* Begin GIVEN RECORDS *
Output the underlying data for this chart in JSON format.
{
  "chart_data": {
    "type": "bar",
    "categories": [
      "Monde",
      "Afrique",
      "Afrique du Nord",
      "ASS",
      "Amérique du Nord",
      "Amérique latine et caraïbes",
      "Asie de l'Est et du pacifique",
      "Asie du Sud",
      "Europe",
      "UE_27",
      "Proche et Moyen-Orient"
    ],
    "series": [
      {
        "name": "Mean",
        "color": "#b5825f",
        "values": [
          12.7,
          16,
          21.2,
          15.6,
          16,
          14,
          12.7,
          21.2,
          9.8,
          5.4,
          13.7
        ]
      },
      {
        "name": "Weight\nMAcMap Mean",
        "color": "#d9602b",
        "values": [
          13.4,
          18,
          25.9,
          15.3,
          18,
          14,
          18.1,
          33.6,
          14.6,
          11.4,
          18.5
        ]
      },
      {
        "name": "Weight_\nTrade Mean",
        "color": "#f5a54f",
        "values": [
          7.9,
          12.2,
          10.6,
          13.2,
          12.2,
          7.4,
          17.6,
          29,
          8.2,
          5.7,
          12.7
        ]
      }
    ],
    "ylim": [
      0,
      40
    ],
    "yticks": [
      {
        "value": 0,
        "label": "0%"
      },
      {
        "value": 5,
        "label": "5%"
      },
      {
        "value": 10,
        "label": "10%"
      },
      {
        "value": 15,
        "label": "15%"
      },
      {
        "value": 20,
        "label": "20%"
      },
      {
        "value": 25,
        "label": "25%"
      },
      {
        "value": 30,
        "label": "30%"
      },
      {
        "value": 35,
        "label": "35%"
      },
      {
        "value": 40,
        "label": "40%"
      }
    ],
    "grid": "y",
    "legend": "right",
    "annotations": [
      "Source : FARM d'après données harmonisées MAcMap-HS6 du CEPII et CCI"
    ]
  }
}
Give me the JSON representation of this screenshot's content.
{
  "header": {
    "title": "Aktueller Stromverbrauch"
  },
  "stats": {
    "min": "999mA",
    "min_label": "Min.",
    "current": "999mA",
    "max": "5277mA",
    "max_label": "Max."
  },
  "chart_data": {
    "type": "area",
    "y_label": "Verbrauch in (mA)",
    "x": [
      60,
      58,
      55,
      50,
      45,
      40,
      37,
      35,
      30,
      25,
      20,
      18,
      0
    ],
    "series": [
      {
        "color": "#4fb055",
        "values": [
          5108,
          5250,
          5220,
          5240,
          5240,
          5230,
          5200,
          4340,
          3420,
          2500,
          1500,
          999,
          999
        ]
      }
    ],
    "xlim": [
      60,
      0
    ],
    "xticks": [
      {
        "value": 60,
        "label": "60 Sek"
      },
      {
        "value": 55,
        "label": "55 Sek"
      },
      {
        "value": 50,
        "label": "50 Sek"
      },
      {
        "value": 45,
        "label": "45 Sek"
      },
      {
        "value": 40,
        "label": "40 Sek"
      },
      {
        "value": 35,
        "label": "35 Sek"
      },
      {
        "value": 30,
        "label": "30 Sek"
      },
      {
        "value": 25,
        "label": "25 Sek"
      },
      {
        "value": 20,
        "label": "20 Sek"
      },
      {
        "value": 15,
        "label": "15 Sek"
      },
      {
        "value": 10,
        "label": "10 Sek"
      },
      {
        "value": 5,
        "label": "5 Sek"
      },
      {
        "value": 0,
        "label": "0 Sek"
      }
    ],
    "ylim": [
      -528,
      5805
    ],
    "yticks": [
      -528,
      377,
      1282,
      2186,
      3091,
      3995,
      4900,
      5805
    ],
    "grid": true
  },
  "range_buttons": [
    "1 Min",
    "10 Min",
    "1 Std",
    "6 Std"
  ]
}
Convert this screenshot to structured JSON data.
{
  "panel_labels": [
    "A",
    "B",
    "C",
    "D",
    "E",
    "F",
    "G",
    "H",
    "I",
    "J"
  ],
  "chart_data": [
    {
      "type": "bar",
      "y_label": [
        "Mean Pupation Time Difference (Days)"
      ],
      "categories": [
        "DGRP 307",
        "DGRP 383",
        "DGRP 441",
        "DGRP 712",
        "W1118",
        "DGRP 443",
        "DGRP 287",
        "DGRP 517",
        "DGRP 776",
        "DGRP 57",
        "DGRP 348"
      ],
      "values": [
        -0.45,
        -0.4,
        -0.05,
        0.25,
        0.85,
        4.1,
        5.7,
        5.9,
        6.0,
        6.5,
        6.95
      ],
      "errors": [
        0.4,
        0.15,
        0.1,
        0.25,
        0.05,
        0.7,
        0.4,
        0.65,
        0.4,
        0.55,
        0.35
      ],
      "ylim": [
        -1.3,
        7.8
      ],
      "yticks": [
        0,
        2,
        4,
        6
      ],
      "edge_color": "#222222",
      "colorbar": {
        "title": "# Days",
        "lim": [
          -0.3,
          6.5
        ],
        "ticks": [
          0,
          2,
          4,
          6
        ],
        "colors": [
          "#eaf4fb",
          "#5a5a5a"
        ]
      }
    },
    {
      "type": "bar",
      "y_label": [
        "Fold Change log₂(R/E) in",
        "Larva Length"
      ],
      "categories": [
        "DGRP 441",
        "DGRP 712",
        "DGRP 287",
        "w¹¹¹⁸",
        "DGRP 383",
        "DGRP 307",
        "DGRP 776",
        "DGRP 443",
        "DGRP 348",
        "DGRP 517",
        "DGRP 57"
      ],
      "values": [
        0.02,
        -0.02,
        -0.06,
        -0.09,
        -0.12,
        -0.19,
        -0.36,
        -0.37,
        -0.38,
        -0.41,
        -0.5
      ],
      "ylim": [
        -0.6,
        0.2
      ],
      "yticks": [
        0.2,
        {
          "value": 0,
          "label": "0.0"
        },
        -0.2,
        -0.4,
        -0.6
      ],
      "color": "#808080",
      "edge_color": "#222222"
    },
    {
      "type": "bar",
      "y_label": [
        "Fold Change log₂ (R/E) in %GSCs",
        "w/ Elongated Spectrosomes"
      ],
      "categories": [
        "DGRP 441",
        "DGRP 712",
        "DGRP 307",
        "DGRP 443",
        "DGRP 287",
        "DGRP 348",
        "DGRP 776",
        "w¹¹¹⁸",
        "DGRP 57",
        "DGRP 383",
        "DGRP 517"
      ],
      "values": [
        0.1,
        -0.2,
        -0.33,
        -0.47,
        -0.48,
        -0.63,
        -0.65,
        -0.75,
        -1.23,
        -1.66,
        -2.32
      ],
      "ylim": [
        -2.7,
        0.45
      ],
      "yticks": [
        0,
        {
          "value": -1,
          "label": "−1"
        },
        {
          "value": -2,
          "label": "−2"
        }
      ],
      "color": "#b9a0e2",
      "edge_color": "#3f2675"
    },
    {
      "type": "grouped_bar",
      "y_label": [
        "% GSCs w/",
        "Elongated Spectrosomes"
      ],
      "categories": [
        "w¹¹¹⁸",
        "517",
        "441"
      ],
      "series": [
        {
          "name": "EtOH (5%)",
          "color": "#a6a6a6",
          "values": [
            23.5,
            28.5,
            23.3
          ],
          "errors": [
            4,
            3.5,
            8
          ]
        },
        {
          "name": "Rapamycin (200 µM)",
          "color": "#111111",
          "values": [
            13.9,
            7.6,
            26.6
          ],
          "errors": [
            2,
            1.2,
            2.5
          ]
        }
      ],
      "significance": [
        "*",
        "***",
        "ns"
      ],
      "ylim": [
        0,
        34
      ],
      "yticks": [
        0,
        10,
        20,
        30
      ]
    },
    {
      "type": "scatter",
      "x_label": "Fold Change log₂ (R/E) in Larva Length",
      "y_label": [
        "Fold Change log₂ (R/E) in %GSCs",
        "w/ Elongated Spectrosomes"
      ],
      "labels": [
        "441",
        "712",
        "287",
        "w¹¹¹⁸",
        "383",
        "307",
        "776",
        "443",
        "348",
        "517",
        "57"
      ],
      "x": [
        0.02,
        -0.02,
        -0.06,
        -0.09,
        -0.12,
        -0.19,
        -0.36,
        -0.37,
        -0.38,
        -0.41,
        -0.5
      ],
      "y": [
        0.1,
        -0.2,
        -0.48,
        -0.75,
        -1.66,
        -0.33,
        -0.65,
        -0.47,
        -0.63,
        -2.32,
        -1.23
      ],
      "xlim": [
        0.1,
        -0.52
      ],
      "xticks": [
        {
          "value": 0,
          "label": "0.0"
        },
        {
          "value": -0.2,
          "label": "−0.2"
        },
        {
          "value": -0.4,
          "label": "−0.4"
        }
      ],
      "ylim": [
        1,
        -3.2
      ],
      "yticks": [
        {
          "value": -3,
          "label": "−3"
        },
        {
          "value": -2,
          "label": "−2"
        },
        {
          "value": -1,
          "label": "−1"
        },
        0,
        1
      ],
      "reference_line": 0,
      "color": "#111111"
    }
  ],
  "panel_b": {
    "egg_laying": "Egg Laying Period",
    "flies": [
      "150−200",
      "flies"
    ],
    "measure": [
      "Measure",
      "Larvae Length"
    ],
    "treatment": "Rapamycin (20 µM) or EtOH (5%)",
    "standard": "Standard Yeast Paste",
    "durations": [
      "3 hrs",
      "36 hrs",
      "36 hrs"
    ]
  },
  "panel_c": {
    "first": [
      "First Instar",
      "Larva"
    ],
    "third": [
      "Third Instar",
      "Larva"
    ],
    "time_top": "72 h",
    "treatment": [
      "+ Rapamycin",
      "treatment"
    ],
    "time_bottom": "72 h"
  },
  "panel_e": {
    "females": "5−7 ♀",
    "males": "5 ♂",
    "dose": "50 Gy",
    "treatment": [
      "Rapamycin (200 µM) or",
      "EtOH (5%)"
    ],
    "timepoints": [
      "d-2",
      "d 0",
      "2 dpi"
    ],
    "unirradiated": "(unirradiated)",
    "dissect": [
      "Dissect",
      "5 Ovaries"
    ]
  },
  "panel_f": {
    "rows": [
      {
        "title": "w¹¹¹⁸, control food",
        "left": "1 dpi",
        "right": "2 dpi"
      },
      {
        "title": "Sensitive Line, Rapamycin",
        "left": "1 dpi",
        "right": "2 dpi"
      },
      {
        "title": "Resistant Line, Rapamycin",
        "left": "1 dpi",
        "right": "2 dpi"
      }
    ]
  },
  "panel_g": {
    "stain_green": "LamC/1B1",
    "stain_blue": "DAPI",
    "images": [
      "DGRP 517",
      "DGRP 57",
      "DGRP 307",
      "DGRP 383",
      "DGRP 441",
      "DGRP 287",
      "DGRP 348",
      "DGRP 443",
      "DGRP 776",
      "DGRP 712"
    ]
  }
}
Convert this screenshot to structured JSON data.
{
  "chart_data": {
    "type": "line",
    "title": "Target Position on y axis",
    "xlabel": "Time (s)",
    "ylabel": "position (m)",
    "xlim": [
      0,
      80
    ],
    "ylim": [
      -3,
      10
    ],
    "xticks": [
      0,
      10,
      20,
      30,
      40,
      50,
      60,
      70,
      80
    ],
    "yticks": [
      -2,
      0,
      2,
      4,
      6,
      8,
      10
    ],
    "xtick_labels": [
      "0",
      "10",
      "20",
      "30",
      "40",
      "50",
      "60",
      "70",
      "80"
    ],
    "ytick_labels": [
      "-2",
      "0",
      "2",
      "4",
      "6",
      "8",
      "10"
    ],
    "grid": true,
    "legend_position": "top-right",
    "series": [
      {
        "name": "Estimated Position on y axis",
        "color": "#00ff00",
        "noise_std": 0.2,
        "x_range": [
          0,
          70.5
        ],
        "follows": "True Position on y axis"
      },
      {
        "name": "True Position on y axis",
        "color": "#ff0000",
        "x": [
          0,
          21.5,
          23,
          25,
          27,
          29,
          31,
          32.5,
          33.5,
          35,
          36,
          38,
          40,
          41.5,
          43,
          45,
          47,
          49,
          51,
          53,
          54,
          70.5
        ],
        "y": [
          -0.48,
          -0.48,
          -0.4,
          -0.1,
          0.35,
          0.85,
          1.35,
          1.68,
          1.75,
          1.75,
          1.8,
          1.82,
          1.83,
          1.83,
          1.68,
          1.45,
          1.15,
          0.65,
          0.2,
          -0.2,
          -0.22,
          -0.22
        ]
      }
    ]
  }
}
* End GIVEN RECORDS *
For each line of the entries that includes "EtOH", show that line.

RESULT OF THE EXERCISE:
          "name": "EtOH (5%)",
    "treatment": "Rapamycin (20 µM) or EtOH (5%)",
      "EtOH (5%)"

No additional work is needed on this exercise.